> Problem description
Quote all of the data below exactly, please.

> Available records

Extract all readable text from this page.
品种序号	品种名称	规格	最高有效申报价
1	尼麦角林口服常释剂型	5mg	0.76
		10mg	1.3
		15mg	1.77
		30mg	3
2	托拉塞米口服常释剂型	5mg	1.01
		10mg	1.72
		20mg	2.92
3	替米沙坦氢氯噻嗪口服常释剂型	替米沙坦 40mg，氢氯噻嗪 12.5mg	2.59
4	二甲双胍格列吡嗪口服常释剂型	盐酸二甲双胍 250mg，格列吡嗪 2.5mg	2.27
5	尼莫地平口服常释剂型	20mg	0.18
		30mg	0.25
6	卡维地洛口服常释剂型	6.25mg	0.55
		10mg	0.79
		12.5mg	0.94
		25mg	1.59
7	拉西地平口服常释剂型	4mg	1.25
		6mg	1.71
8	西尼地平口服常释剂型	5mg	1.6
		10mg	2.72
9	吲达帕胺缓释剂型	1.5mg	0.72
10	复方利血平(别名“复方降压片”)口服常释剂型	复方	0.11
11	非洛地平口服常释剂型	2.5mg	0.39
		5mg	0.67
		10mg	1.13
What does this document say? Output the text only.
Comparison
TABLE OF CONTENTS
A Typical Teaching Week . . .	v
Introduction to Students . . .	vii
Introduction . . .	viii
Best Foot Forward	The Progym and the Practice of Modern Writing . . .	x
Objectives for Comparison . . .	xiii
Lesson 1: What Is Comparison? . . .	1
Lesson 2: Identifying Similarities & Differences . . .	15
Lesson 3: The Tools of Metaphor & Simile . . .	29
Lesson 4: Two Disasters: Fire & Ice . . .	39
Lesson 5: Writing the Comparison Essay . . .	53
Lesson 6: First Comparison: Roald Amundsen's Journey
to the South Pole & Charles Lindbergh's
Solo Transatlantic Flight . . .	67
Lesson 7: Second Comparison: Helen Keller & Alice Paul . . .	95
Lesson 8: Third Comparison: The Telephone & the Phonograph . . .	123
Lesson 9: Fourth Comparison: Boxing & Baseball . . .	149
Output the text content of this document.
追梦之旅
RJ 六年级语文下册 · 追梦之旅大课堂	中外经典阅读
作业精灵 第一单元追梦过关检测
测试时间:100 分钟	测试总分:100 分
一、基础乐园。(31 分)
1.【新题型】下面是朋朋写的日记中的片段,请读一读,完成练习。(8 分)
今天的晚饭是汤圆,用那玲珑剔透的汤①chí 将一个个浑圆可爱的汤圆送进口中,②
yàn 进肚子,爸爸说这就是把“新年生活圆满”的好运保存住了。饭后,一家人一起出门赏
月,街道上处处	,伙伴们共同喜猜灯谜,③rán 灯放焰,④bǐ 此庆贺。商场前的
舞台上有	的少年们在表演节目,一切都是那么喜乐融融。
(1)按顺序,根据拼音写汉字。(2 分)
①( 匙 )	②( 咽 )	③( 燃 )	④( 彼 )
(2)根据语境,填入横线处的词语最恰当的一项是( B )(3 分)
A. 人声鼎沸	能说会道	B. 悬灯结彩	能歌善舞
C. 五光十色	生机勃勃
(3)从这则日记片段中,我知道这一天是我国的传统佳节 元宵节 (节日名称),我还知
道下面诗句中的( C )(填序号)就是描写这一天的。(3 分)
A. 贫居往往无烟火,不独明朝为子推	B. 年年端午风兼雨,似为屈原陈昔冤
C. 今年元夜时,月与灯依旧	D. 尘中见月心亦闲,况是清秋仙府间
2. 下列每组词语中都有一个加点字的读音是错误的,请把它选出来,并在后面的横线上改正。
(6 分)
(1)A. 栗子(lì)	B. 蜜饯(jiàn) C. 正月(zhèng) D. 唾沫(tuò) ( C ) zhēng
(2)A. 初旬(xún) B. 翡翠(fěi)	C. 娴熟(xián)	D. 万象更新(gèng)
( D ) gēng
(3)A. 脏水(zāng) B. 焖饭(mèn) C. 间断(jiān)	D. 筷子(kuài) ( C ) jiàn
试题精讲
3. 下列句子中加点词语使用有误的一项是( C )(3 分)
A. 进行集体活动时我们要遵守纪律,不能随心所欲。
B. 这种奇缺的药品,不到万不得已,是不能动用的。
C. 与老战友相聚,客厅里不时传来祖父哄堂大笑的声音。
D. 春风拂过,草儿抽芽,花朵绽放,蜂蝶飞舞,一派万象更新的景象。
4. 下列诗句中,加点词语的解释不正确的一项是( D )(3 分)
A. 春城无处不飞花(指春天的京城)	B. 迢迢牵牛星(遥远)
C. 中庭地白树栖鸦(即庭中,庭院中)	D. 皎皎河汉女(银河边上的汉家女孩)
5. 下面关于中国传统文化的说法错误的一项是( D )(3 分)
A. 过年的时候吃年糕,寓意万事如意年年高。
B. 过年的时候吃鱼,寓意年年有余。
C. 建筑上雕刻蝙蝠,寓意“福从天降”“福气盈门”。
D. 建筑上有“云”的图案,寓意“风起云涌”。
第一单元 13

> Correct result
Extract all readable text from this page.
品种序号	品种名称	规格	最高有效申报价
1	尼麦角林口服常释剂型	5mg	0.76
		10mg	1.3
		15mg	1.77
		30mg	3
2	托拉塞米口服常释剂型	5mg	1.01
		10mg	1.72
		20mg	2.92
3	替米沙坦氢氯噻嗪口服常释剂型	替米沙坦 40mg，氢氯噻嗪 12.5mg	2.59
4	二甲双胍格列吡嗪口服常释剂型	盐酸二甲双胍 250mg，格列吡嗪 2.5mg	2.27
5	尼莫地平口服常释剂型	20mg	0.18
		30mg	0.25
6	卡维地洛口服常释剂型	6.25mg	0.55
		10mg	0.79
		12.5mg	0.94
		25mg	1.59
7	拉西地平口服常释剂型	4mg	1.25
		6mg	1.71
8	西尼地平口服常释剂型	5mg	1.6
		10mg	2.72
9	吲达帕胺缓释剂型	1.5mg	0.72
10	复方利血平(别名“复方降压片”)口服常释剂型	复方	0.11
11	非洛地平口服常释剂型	2.5mg	0.39
		5mg	0.67
		10mg	1.13
What does this document say? Output the text only.
Comparison
TABLE OF CONTENTS
A Typical Teaching Week . . .	v
Introduction to Students . . .	vii
Introduction . . .	viii
Best Foot Forward	The Progym and the Practice of Modern Writing . . .	x
Objectives for Comparison . . .	xiii
Lesson 1: What Is Comparison? . . .	1
Lesson 2: Identifying Similarities & Differences . . .	15
Lesson 3: The Tools of Metaphor & Simile . . .	29
Lesson 4: Two Disasters: Fire & Ice . . .	39
Lesson 5: Writing the Comparison Essay . . .	53
Lesson 6: First Comparison: Roald Amundsen's Journey
to the South Pole & Charles Lindbergh's
Solo Transatlantic Flight . . .	67
Lesson 7: Second Comparison: Helen Keller & Alice Paul . . .	95
Lesson 8: Third Comparison: The Telephone & the Phonograph . . .	123
Lesson 9: Fourth Comparison: Boxing & Baseball . . .	149
Output the text content of this document.
追梦之旅
RJ 六年级语文下册 · 追梦之旅大课堂	中外经典阅读
作业精灵 第一单元追梦过关检测
测试时间:100 分钟	测试总分:100 分
一、基础乐园。(31 分)
1.【新题型】下面是朋朋写的日记中的片段,请读一读,完成练习。(8 分)
今天的晚饭是汤圆,用那玲珑剔透的汤①chí 将一个个浑圆可爱的汤圆送进口中,②
yàn 进肚子,爸爸说这就是把“新年生活圆满”的好运保存住了。饭后,一家人一起出门赏
月,街道上处处	,伙伴们共同喜猜灯谜,③rán 灯放焰,④bǐ 此庆贺。商场前的
舞台上有	的少年们在表演节目,一切都是那么喜乐融融。
(1)按顺序,根据拼音写汉字。(2 分)
①( 匙 )	②( 咽 )	③( 燃 )	④( 彼 )
(2)根据语境,填入横线处的词语最恰当的一项是( B )(3 分)
A. 人声鼎沸	能说会道	B. 悬灯结彩	能歌善舞
C. 五光十色	生机勃勃
(3)从这则日记片段中,我知道这一天是我国的传统佳节 元宵节 (节日名称),我还知
道下面诗句中的( C )(填序号)就是描写这一天的。(3 分)
A. 贫居往往无烟火,不独明朝为子推	B. 年年端午风兼雨,似为屈原陈昔冤
C. 今年元夜时,月与灯依旧	D. 尘中见月心亦闲,况是清秋仙府间
2. 下列每组词语中都有一个加点字的读音是错误的,请把它选出来,并在后面的横线上改正。
(6 分)
(1)A. 栗子(lì)	B. 蜜饯(jiàn) C. 正月(zhèng) D. 唾沫(tuò) ( C ) zhēng
(2)A. 初旬(xún) B. 翡翠(fěi)	C. 娴熟(xián)	D. 万象更新(gèng)
( D ) gēng
(3)A. 脏水(zāng) B. 焖饭(mèn) C. 间断(jiān)	D. 筷子(kuài) ( C ) jiàn
试题精讲
3. 下列句子中加点词语使用有误的一项是( C )(3 分)
A. 进行集体活动时我们要遵守纪律,不能随心所欲。
B. 这种奇缺的药品,不到万不得已,是不能动用的。
C. 与老战友相聚,客厅里不时传来祖父哄堂大笑的声音。
D. 春风拂过,草儿抽芽,花朵绽放,蜂蝶飞舞,一派万象更新的景象。
4. 下列诗句中,加点词语的解释不正确的一项是( D )(3 分)
A. 春城无处不飞花(指春天的京城)	B. 迢迢牵牛星(遥远)
C. 中庭地白树栖鸦(即庭中,庭院中)	D. 皎皎河汉女(银河边上的汉家女孩)
5. 下面关于中国传统文化的说法错误的一项是( D )(3 分)
A. 过年的时候吃年糕,寓意万事如意年年高。
B. 过年的时候吃鱼,寓意年年有余。
C. 建筑上雕刻蝙蝠,寓意“福从天降”“福气盈门”。
D. 建筑上有“云”的图案,寓意“风起云涌”。
第一单元 13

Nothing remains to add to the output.